Please give the count of lines holding the string "right" and nothing besides.

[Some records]
────────────────────────────────────────
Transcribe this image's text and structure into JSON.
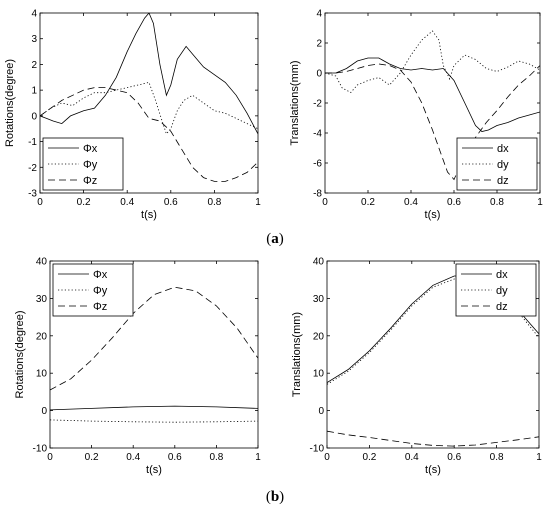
{
  "captions": [
    {
      "open": "(",
      "letter": "a",
      "close": ")"
    },
    {
      "open": "(",
      "letter": "b",
      "close": ")"
    }
  ],
  "chart_data": [
    {
      "id": "a-rot",
      "type": "line",
      "xlabel": "t(s)",
      "ylabel": "Rotations(degree)",
      "xlim": [
        0,
        1
      ],
      "ylim": [
        -3,
        4
      ],
      "xticks": [
        0,
        0.2,
        0.4,
        0.6,
        0.8,
        1
      ],
      "xtick_labels": [
        "0",
        "0.2",
        "0.4",
        "0.6",
        "0.8",
        "1"
      ],
      "yticks": [
        -3,
        -2,
        -1,
        0,
        1,
        2,
        3,
        4
      ],
      "ytick_labels": [
        "-3",
        "-2",
        "-1",
        "0",
        "1",
        "2",
        "3",
        "4"
      ],
      "legend_position": "bottom-left",
      "series": [
        {
          "name": "Φx",
          "style": "solid",
          "x": [
            0,
            0.03,
            0.06,
            0.1,
            0.14,
            0.2,
            0.25,
            0.3,
            0.35,
            0.4,
            0.44,
            0.48,
            0.5,
            0.52,
            0.55,
            0.58,
            0.6,
            0.63,
            0.67,
            0.7,
            0.75,
            0.8,
            0.85,
            0.9,
            0.95,
            1
          ],
          "y": [
            0,
            -0.1,
            -0.2,
            -0.3,
            0,
            0.2,
            0.3,
            0.8,
            1.5,
            2.5,
            3.2,
            3.8,
            4,
            3.6,
            2,
            0.8,
            1.2,
            2.2,
            2.7,
            2.4,
            1.9,
            1.6,
            1.3,
            0.8,
            0.1,
            -0.7
          ]
        },
        {
          "name": "Φy",
          "style": "dotted",
          "x": [
            0,
            0.05,
            0.1,
            0.15,
            0.2,
            0.25,
            0.3,
            0.35,
            0.4,
            0.45,
            0.5,
            0.53,
            0.56,
            0.58,
            0.6,
            0.63,
            0.66,
            0.7,
            0.75,
            0.8,
            0.85,
            0.9,
            0.95,
            1
          ],
          "y": [
            0,
            0.3,
            0.5,
            0.4,
            0.7,
            0.9,
            0.9,
            1,
            1.1,
            1.2,
            1.3,
            0.6,
            -0.2,
            -0.7,
            -0.5,
            0.2,
            0.6,
            0.8,
            0.5,
            0.2,
            0.1,
            -0.1,
            -0.3,
            -0.5
          ]
        },
        {
          "name": "Φz",
          "style": "dashed",
          "x": [
            0,
            0.05,
            0.1,
            0.15,
            0.2,
            0.25,
            0.3,
            0.35,
            0.4,
            0.45,
            0.5,
            0.55,
            0.6,
            0.65,
            0.7,
            0.75,
            0.8,
            0.85,
            0.9,
            0.95,
            1
          ],
          "y": [
            0,
            0.3,
            0.6,
            0.8,
            1,
            1.1,
            1.1,
            1,
            0.9,
            0.5,
            -0.1,
            -0.2,
            -0.6,
            -1.3,
            -2,
            -2.4,
            -2.55,
            -2.55,
            -2.4,
            -2.2,
            -1.8
          ]
        }
      ]
    },
    {
      "id": "a-trans",
      "type": "line",
      "xlabel": "t(s)",
      "ylabel": "Translations(mm)",
      "xlim": [
        0,
        1
      ],
      "ylim": [
        -8,
        4
      ],
      "xticks": [
        0,
        0.2,
        0.4,
        0.6,
        0.8,
        1
      ],
      "xtick_labels": [
        "0",
        "0.2",
        "0.4",
        "0.6",
        "0.8",
        "1"
      ],
      "yticks": [
        -8,
        -6,
        -4,
        -2,
        0,
        2,
        4
      ],
      "ytick_labels": [
        "-8",
        "-6",
        "-4",
        "-2",
        "0",
        "2",
        "4"
      ],
      "legend_position": "bottom-right",
      "series": [
        {
          "name": "dx",
          "style": "solid",
          "x": [
            0,
            0.05,
            0.1,
            0.15,
            0.2,
            0.25,
            0.3,
            0.35,
            0.4,
            0.45,
            0.5,
            0.55,
            0.6,
            0.65,
            0.7,
            0.73,
            0.76,
            0.8,
            0.85,
            0.9,
            0.95,
            1
          ],
          "y": [
            0,
            0,
            0.3,
            0.8,
            1,
            1,
            0.6,
            0.3,
            0.2,
            0.3,
            0.2,
            0.3,
            -0.5,
            -2,
            -3.5,
            -3.9,
            -3.8,
            -3.5,
            -3.3,
            -3,
            -2.8,
            -2.6
          ]
        },
        {
          "name": "dy",
          "style": "dotted",
          "x": [
            0,
            0.05,
            0.08,
            0.12,
            0.15,
            0.2,
            0.25,
            0.3,
            0.35,
            0.4,
            0.45,
            0.5,
            0.53,
            0.55,
            0.58,
            0.6,
            0.65,
            0.7,
            0.75,
            0.8,
            0.85,
            0.9,
            0.95,
            1
          ],
          "y": [
            0,
            -0.2,
            -1,
            -1.3,
            -0.8,
            -0.5,
            -0.3,
            -0.8,
            0,
            1.2,
            2.2,
            2.8,
            2.2,
            0.5,
            -0.4,
            0.5,
            1.2,
            0.9,
            0.3,
            0.1,
            0.4,
            0.8,
            0.6,
            0.2
          ]
        },
        {
          "name": "dz",
          "style": "dashed",
          "x": [
            0,
            0.05,
            0.1,
            0.15,
            0.2,
            0.25,
            0.3,
            0.35,
            0.4,
            0.45,
            0.5,
            0.53,
            0.57,
            0.6,
            0.65,
            0.7,
            0.75,
            0.8,
            0.85,
            0.9,
            0.95,
            1
          ],
          "y": [
            0,
            0,
            0.1,
            0.3,
            0.5,
            0.6,
            0.5,
            0.2,
            -0.6,
            -2,
            -3.8,
            -5,
            -6.6,
            -7.1,
            -5.5,
            -4.3,
            -3.3,
            -2.5,
            -1.6,
            -0.8,
            -0.2,
            0.5
          ]
        }
      ]
    },
    {
      "id": "b-rot",
      "type": "line",
      "xlabel": "t(s)",
      "ylabel": "Rotations(degree)",
      "xlim": [
        0,
        1
      ],
      "ylim": [
        -10,
        40
      ],
      "xticks": [
        0,
        0.2,
        0.4,
        0.6,
        0.8,
        1
      ],
      "xtick_labels": [
        "0",
        "0.2",
        "0.4",
        "0.6",
        "0.8",
        "1"
      ],
      "yticks": [
        -10,
        0,
        10,
        20,
        30,
        40
      ],
      "ytick_labels": [
        "-10",
        "0",
        "10",
        "20",
        "30",
        "40"
      ],
      "legend_position": "top-left",
      "series": [
        {
          "name": "Φx",
          "style": "solid",
          "x": [
            0,
            0.2,
            0.4,
            0.6,
            0.8,
            1
          ],
          "y": [
            0.2,
            0.6,
            1,
            1.2,
            1,
            0.6
          ]
        },
        {
          "name": "Φy",
          "style": "dotted",
          "x": [
            0,
            0.2,
            0.4,
            0.6,
            0.8,
            1
          ],
          "y": [
            -2.5,
            -2.8,
            -3,
            -3.1,
            -3,
            -2.8
          ]
        },
        {
          "name": "Φz",
          "style": "dashed",
          "x": [
            0,
            0.1,
            0.2,
            0.3,
            0.4,
            0.5,
            0.6,
            0.7,
            0.8,
            0.9,
            1
          ],
          "y": [
            5.5,
            8.5,
            13.5,
            19.5,
            26,
            31,
            33,
            32,
            28,
            22,
            14
          ]
        }
      ]
    },
    {
      "id": "b-trans",
      "type": "line",
      "xlabel": "t(s)",
      "ylabel": "Translations(mm)",
      "xlim": [
        0,
        1
      ],
      "ylim": [
        -10,
        40
      ],
      "xticks": [
        0,
        0.2,
        0.4,
        0.6,
        0.8,
        1
      ],
      "xtick_labels": [
        "0",
        "0.2",
        "0.4",
        "0.6",
        "0.8",
        "1"
      ],
      "yticks": [
        -10,
        0,
        10,
        20,
        30,
        40
      ],
      "ytick_labels": [
        "-10",
        "0",
        "10",
        "20",
        "30",
        "40"
      ],
      "legend_position": "top-right",
      "series": [
        {
          "name": "dx",
          "style": "solid",
          "x": [
            0,
            0.1,
            0.2,
            0.3,
            0.4,
            0.5,
            0.6,
            0.65,
            0.7,
            0.8,
            0.9,
            1
          ],
          "y": [
            7.5,
            11,
            16,
            22,
            28.5,
            33.5,
            36,
            36,
            35.5,
            32.5,
            27,
            20.5
          ]
        },
        {
          "name": "dy",
          "style": "dotted",
          "x": [
            0,
            0.1,
            0.2,
            0.3,
            0.4,
            0.5,
            0.6,
            0.65,
            0.7,
            0.8,
            0.9,
            1
          ],
          "y": [
            7,
            10.5,
            15.5,
            21.5,
            28,
            33,
            35.2,
            35.2,
            34.8,
            32,
            26.5,
            19.5
          ]
        },
        {
          "name": "dz",
          "style": "dashed",
          "x": [
            0,
            0.1,
            0.2,
            0.3,
            0.4,
            0.5,
            0.6,
            0.7,
            0.8,
            0.9,
            1
          ],
          "y": [
            -5.5,
            -6.5,
            -7.2,
            -8,
            -8.8,
            -9.3,
            -9.5,
            -9.2,
            -8.5,
            -7.8,
            -7
          ]
        }
      ]
    }
  ]
}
────────────────────────────────────────
**Answer to the problem**
2